── ЗАПИСИ

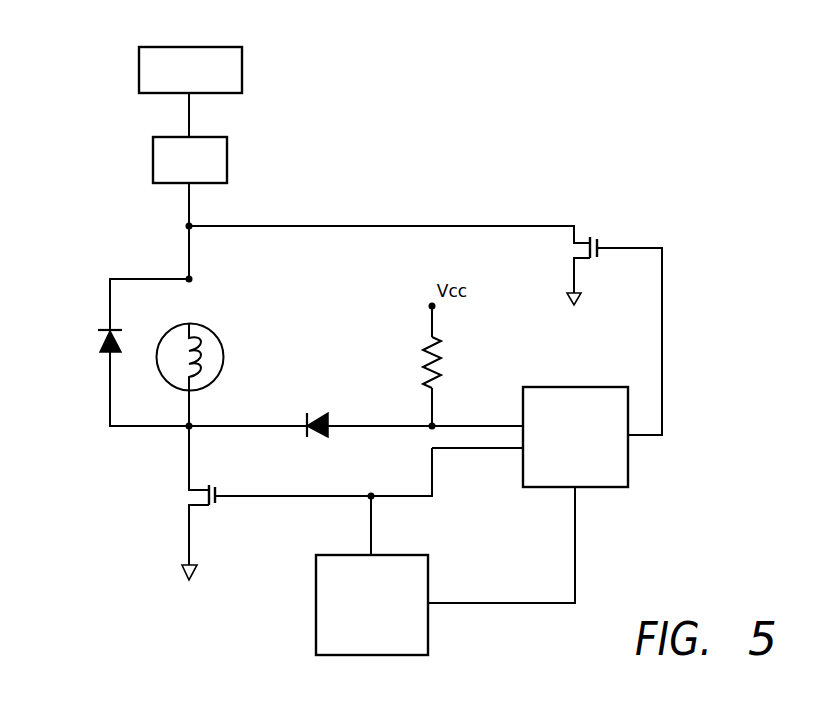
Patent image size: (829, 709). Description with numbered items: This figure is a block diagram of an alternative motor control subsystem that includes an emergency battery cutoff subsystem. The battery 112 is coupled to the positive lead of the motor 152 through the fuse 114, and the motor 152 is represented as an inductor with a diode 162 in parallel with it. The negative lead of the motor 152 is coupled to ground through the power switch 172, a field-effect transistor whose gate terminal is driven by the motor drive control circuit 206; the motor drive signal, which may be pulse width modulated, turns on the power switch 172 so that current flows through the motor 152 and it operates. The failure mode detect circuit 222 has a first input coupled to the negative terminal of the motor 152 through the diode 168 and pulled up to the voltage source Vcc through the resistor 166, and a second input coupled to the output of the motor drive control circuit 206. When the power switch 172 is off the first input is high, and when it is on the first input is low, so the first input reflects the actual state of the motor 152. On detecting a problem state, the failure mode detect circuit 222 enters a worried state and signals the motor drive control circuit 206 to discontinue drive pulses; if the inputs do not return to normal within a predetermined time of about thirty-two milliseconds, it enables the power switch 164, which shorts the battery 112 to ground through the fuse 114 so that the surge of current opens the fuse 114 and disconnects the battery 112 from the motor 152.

The battery 112 is at (242, 68).
The fuse 114 is at (227, 158).
The motor 152 is at (215, 335).
The diode 162 is at (103, 342).
The power switch 164 is at (600, 243).
The resistor 166 is at (440, 352).
The diode 168 is at (318, 413).
The power switch 172 is at (217, 492).
The motor drive control circuit 206 is at (316, 575).
The failure mode detect circuit 222 is at (630, 457).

────

## ЧТО СДЕЛАТЬ
Оформите все строки выше в виде таблицы Markdown со столбцами «№» и «Строка», где указаны номер ряда и сама строка. Пустые строки пропустите, а изображения в ответ не включайте.

## ГОТОВОЕ РЕШЕНИЕ
| № | Строка |
|---|---|
| 1 | Patent image size: (829, 709). Description with numbered items: This figure is a block diagram of an alternative motor control subsystem that includes an emergency battery cutoff subsystem. The battery 112 is coupled to the positive lead of the motor 152 through the fuse 114, and the motor 152 is represented as an inductor with a diode 162 in parallel with it. The negative lead of the motor 152 is coupled to ground through the power switch 172, a field-effect transistor whose gate terminal is driven by the motor drive control circuit 206; the motor drive signal, which may be pulse width modulated, turns on the power switch 172 so that current flows through the motor 152 and it operates. The failure mode detect circuit 222 has a first input coupled to the negative terminal of the motor 152 through the diode 168 and pulled up to the voltage source Vcc through the resistor 166, and a second input coupled to the output of the motor drive control circuit 206. When the power switch 172 is off the first input is high, and when it is on the first input is low, so the first input reflects the actual state of the motor 152. On detecting a problem state, the failure mode detect circuit 222 enters a worried state and signals the motor drive control circuit 206 to discontinue drive pulses; if the inputs do not return to normal within a predetermined time of about thirty-two milliseconds, it enables the power switch 164, which shorts the battery 112 to ground through the fuse 114 so that the surge of current opens the fuse 114 and disconnects the battery 112 from the motor 152. |
| 2 | The battery 112 is at (242, 68). |
| 3 | The fuse 114 is at (227, 158). |
| 4 | The motor 152 is at (215, 335). |
| 5 | The diode 162 is at (103, 342). |
| 6 | The power switch 164 is at (600, 243). |
| 7 | The resistor 166 is at (440, 352). |
| 8 | The diode 168 is at (318, 413). |
| 9 | The power switch 172 is at (217, 492). |
| 10 | The motor drive control circuit 206 is at (316, 575). |
| 11 | The failure mode detect circuit 222 is at (630, 457). |